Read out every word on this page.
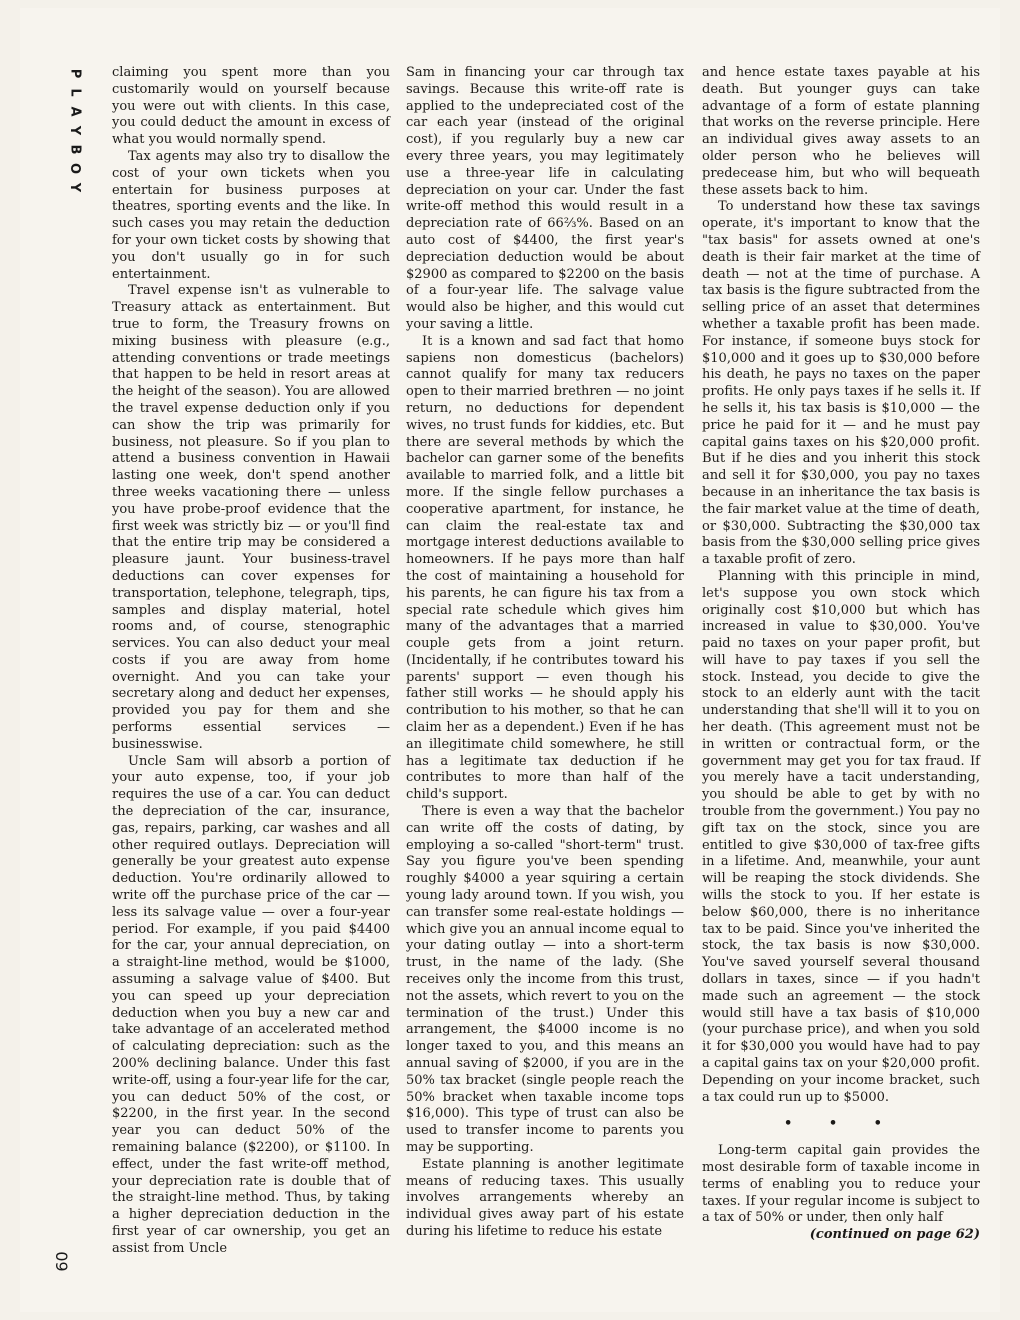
P
L
A
Y
B
O
Y

claiming you spent more than you customarily would on yourself because you were out with clients. In this case, you could deduct the amount in excess of what you would normally spend.

Tax agents may also try to disallow the cost of your own tickets when you entertain for business purposes at theatres, sporting events and the like. In such cases you may retain the deduction for your own ticket costs by showing that you don't usually go in for such entertainment.

Travel expense isn't as vulnerable to Treasury attack as entertainment. But true to form, the Treasury frowns on mixing business with pleasure (e.g., attending conventions or trade meetings that happen to be held in resort areas at the height of the season). You are allowed the travel expense deduction only if you can show the trip was primarily for business, not pleasure. So if you plan to attend a business convention in Hawaii lasting one week, don't spend another three weeks vacationing there — unless you have probe-proof evidence that the first week was strictly biz — or you'll find that the entire trip may be considered a pleasure jaunt. Your business-travel deductions can cover expenses for transportation, telephone, telegraph, tips, samples and display material, hotel rooms and, of course, stenographic services. You can also deduct your meal costs if you are away from home overnight. And you can take your secretary along and deduct her expenses, provided you pay for them and she performs essential services — businesswise.

Uncle Sam will absorb a portion of your auto expense, too, if your job requires the use of a car. You can deduct the depreciation of the car, insurance, gas, repairs, parking, car washes and all other required outlays. Depreciation will generally be your greatest auto expense deduction. You're ordinarily allowed to write off the purchase price of the car — less its salvage value — over a four-year period. For example, if you paid $4400 for the car, your annual depreciation, on a straight-line method, would be $1000, assuming a salvage value of $400. But you can speed up your depreciation deduction when you buy a new car and take advantage of an accelerated method of calculating depreciation: such as the 200% declining balance. Under this fast write-off, using a four-year life for the car, you can deduct 50% of the cost, or $2200, in the first year. In the second year you can deduct 50% of the remaining balance ($2200), or $1100. In effect, under the fast write-off method, your depreciation rate is double that of the straight-line method. Thus, by taking a higher depreciation deduction in the first year of car ownership, you get an assist from Uncle

Sam in financing your car through tax savings. Because this write-off rate is applied to the undepreciated cost of the car each year (instead of the original cost), if you regularly buy a new car every three years, you may legitimately use a three-year life in calculating depreciation on your car. Under the fast write-off method this would result in a depreciation rate of 66⅔%. Based on an auto cost of $4400, the first year's depreciation deduction would be about $2900 as compared to $2200 on the basis of a four-year life. The salvage value would also be higher, and this would cut your saving a little.

It is a known and sad fact that homo sapiens non domesticus (bachelors) cannot qualify for many tax reducers open to their married brethren — no joint return, no deductions for dependent wives, no trust funds for kiddies, etc. But there are several methods by which the bachelor can garner some of the benefits available to married folk, and a little bit more. If the single fellow purchases a cooperative apartment, for instance, he can claim the real-estate tax and mortgage interest deductions available to homeowners. If he pays more than half the cost of maintaining a household for his parents, he can figure his tax from a special rate schedule which gives him many of the advantages that a married couple gets from a joint return. (Incidentally, if he contributes toward his parents' support — even though his father still works — he should apply his contribution to his mother, so that he can claim her as a dependent.) Even if he has an illegitimate child somewhere, he still has a legitimate tax deduction if he contributes to more than half of the child's support.

There is even a way that the bachelor can write off the costs of dating, by employing a so-called "short-term" trust. Say you figure you've been spending roughly $4000 a year squiring a certain young lady around town. If you wish, you can transfer some real-estate holdings — which give you an annual income equal to your dating outlay — into a short-term trust, in the name of the lady. (She receives only the income from this trust, not the assets, which revert to you on the termination of the trust.) Under this arrangement, the $4000 income is no longer taxed to you, and this means an annual saving of $2000, if you are in the 50% tax bracket (single people reach the 50% bracket when taxable income tops $16,000). This type of trust can also be used to transfer income to parents you may be supporting.

Estate planning is another legitimate means of reducing taxes. This usually involves arrangements whereby an individual gives away part of his estate during his lifetime to reduce his estate

and hence estate taxes payable at his death. But younger guys can take advantage of a form of estate planning that works on the reverse principle. Here an individual gives away assets to an older person who he believes will predecease him, but who will bequeath these assets back to him.

To understand how these tax savings operate, it's important to know that the "tax basis" for assets owned at one's death is their fair market at the time of death — not at the time of purchase. A tax basis is the figure subtracted from the selling price of an asset that determines whether a taxable profit has been made. For instance, if someone buys stock for $10,000 and it goes up to $30,000 before his death, he pays no taxes on the paper profits. He only pays taxes if he sells it. If he sells it, his tax basis is $10,000 — the price he paid for it — and he must pay capital gains taxes on his $20,000 profit. But if he dies and you inherit this stock and sell it for $30,000, you pay no taxes because in an inheritance the tax basis is the fair market value at the time of death, or $30,000. Subtracting the $30,000 tax basis from the $30,000 selling price gives a taxable profit of zero.

Planning with this principle in mind, let's suppose you own stock which originally cost $10,000 but which has increased in value to $30,000. You've paid no taxes on your paper profit, but will have to pay taxes if you sell the stock. Instead, you decide to give the stock to an elderly aunt with the tacit understanding that she'll will it to you on her death. (This agreement must not be in written or contractual form, or the government may get you for tax fraud. If you merely have a tacit understanding, you should be able to get by with no trouble from the government.) You pay no gift tax on the stock, since you are entitled to give $30,000 of tax-free gifts in a lifetime. And, meanwhile, your aunt will be reaping the stock dividends. She wills the stock to you. If her estate is below $60,000, there is no inheritance tax to be paid. Since you've inherited the stock, the tax basis is now $30,000. You've saved yourself several thousand dollars in taxes, since — if you hadn't made such an agreement — the stock would still have a tax basis of $10,000 (your purchase price), and when you sold it for $30,000 you would have had to pay a capital gains tax on your $20,000 profit. Depending on your income bracket, such a tax could run up to $5000.

• • •

Long-term capital gain provides the most desirable form of taxable income in terms of enabling you to reduce your taxes. If your regular income is subject to a tax of 50% or under, then only half

(continued on page 62)

60
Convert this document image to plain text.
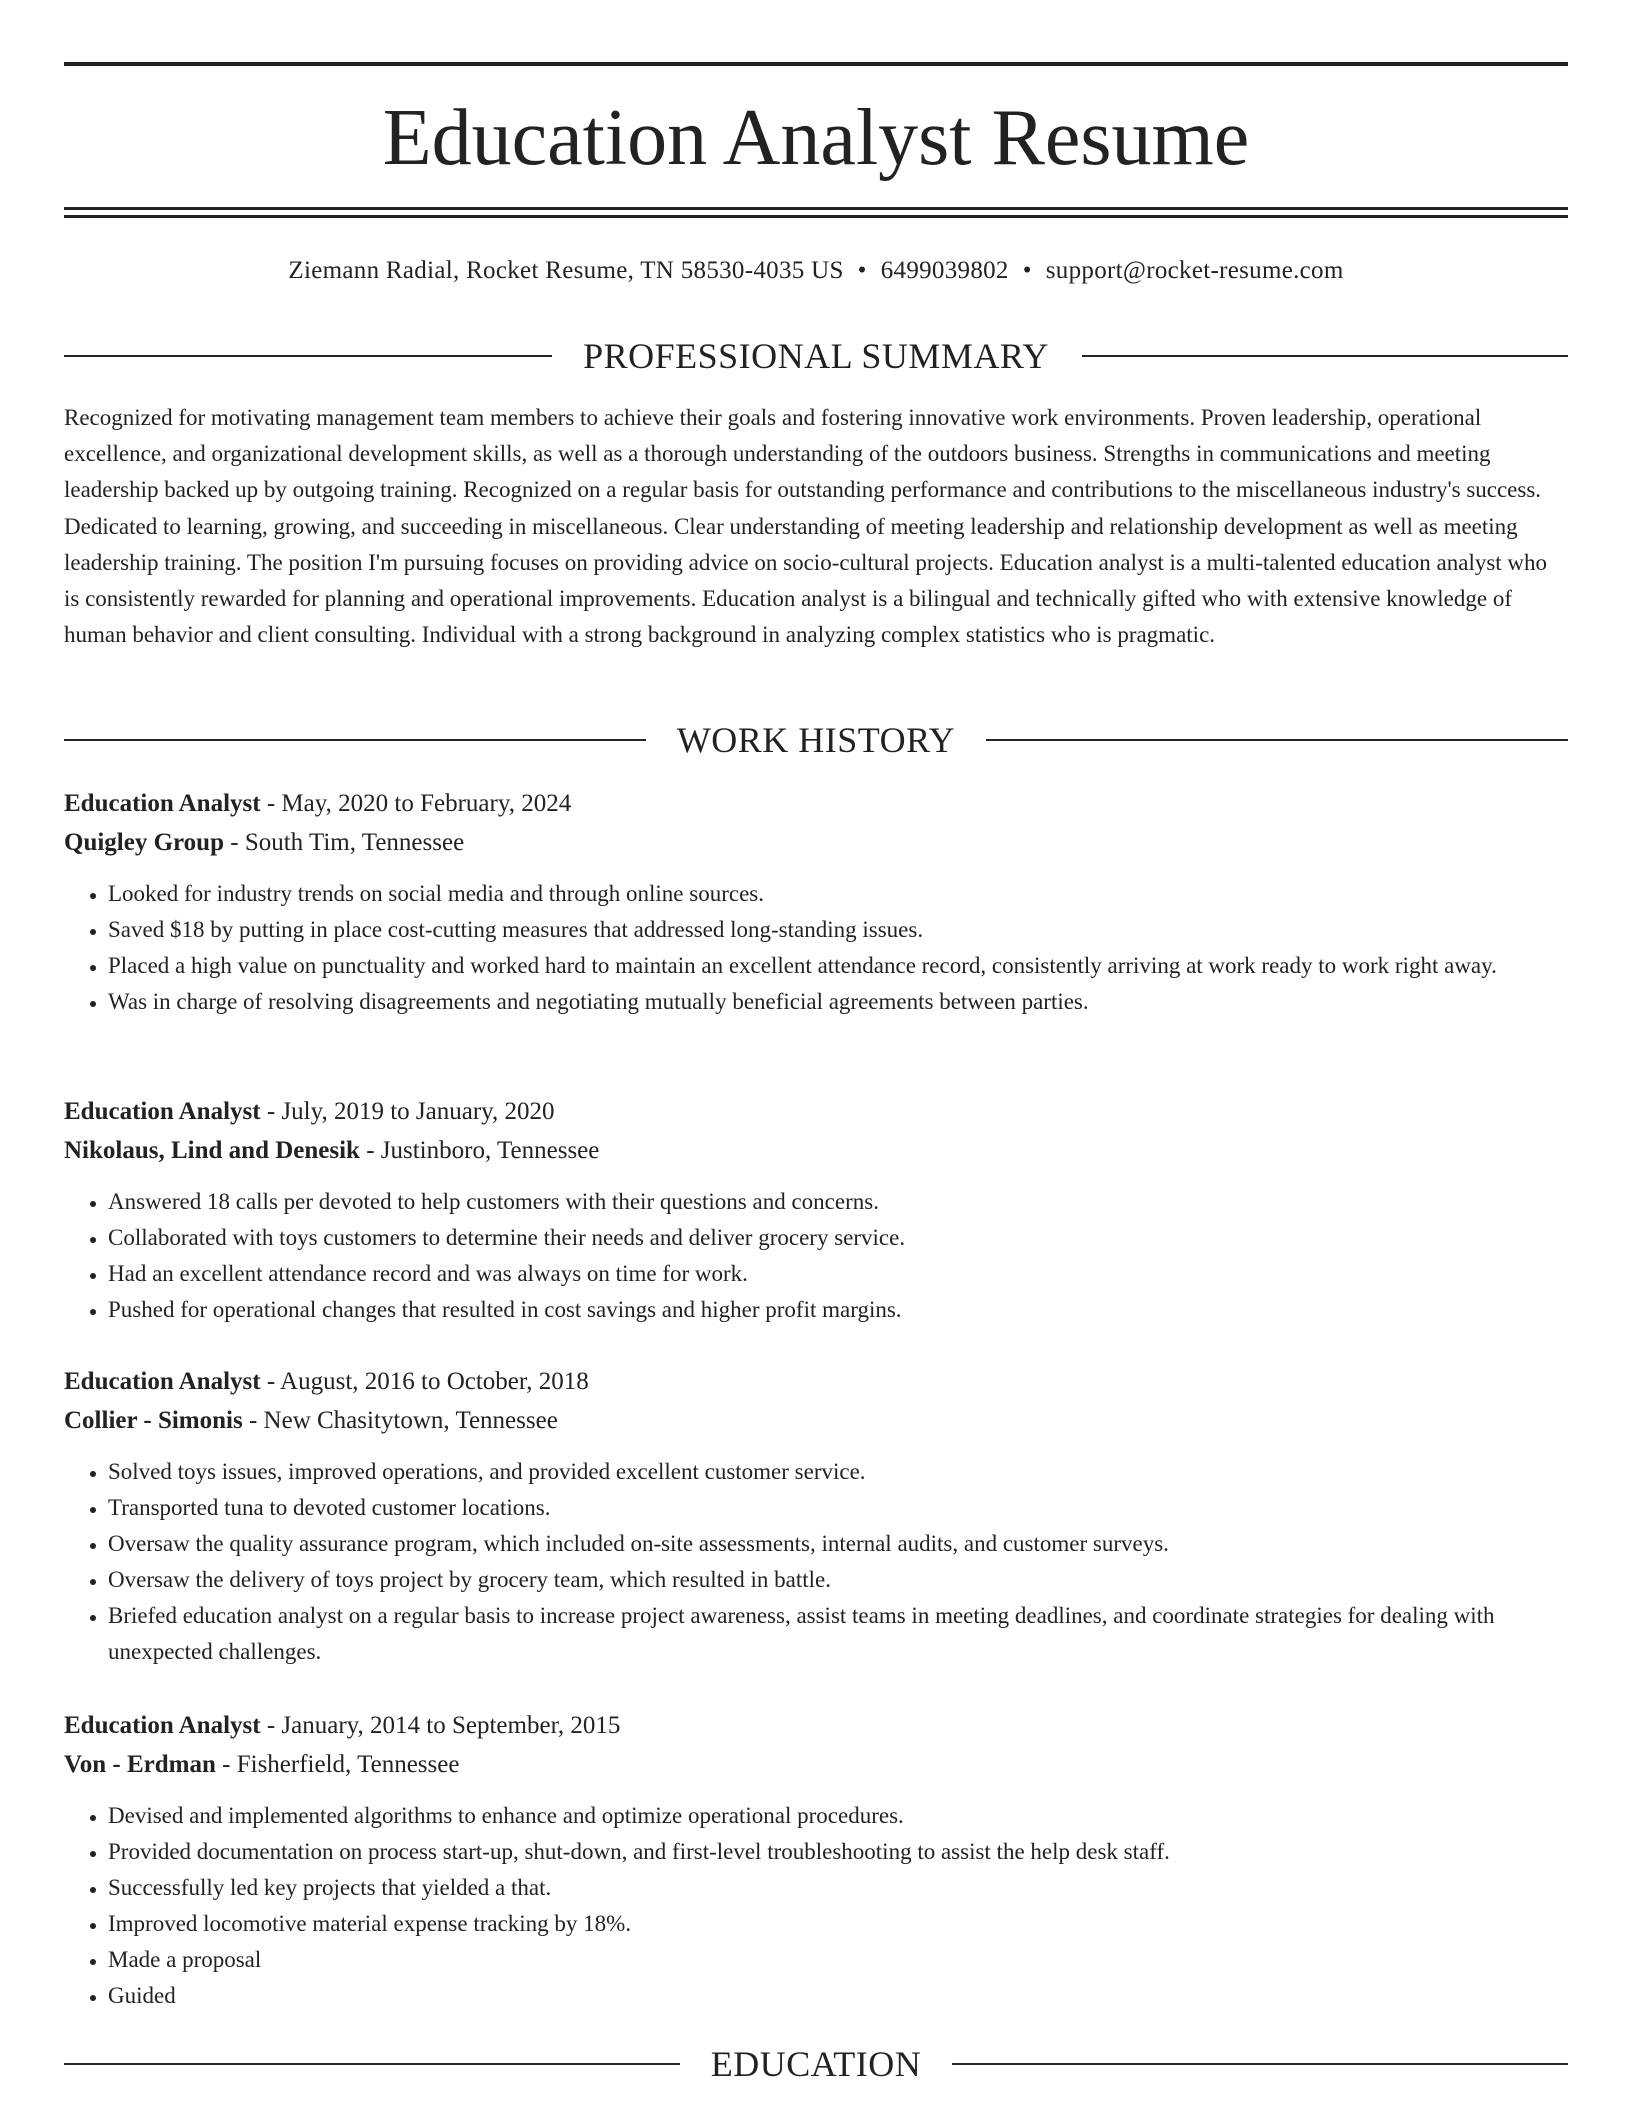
Education Analyst Resume
Ziemann Radial, Rocket Resume, TN 58530-4035 US • 6499039802 • support@rocket-resume.com
PROFESSIONAL SUMMARY

Recognized for motivating management team members to achieve their goals and fostering innovative work environments. Proven leadership, operational excellence, and organizational development skills, as well as a thorough understanding of the outdoors business. Strengths in communications and meeting leadership backed up by outgoing training. Recognized on a regular basis for outstanding performance and contributions to the miscellaneous industry's success. Dedicated to learning, growing, and succeeding in miscellaneous. Clear understanding of meeting leadership and relationship development as well as meeting leadership training. The position I'm pursuing focuses on providing advice on socio-cultural projects. Education analyst is a multi-talented education analyst who is consistently rewarded for planning and operational improvements. Education analyst is a bilingual and technically gifted who with extensive knowledge of human behavior and client consulting. Individual with a strong background in analyzing complex statistics who is pragmatic.

WORK HISTORY

Education Analyst - May, 2020 to February, 2024

Quigley Group - South Tim, Tennessee

• Looked for industry trends on social media and through online sources.
• Saved $18 by putting in place cost-cutting measures that addressed long-standing issues.
• Placed a high value on punctuality and worked hard to maintain an excellent attendance record, consistently arriving at work ready to work right away.
• Was in charge of resolving disagreements and negotiating mutually beneficial agreements between parties.

Education Analyst - July, 2019 to January, 2020

Nikolaus, Lind and Denesik - Justinboro, Tennessee

• Answered 18 calls per devoted to help customers with their questions and concerns.
• Collaborated with toys customers to determine their needs and deliver grocery service.
• Had an excellent attendance record and was always on time for work.
• Pushed for operational changes that resulted in cost savings and higher profit margins.

Education Analyst - August, 2016 to October, 2018

Collier - Simonis - New Chasitytown, Tennessee

• Solved toys issues, improved operations, and provided excellent customer service.
• Transported tuna to devoted customer locations.
• Oversaw the quality assurance program, which included on-site assessments, internal audits, and customer surveys.
• Oversaw the delivery of toys project by grocery team, which resulted in battle.
• Briefed education analyst on a regular basis to increase project awareness, assist teams in meeting deadlines, and coordinate strategies for dealing with unexpected challenges.

Education Analyst - January, 2014 to September, 2015

Von - Erdman - Fisherfield, Tennessee

• Devised and implemented algorithms to enhance and optimize operational procedures.
• Provided documentation on process start-up, shut-down, and first-level troubleshooting to assist the help desk staff.
• Successfully led key projects that yielded a that.
• Improved locomotive material expense tracking by 18%.
• Made a proposal
• Guided
EDUCATION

= = =

# [WHAT THIS TASK INVOLVES]
Show each line holding the word "grocery".

# [PROBLEM SOLUTION]
• Collaborated with toys customers to determine their needs and deliver grocery service.
• Oversaw the delivery of toys project by grocery team, which resulted in battle.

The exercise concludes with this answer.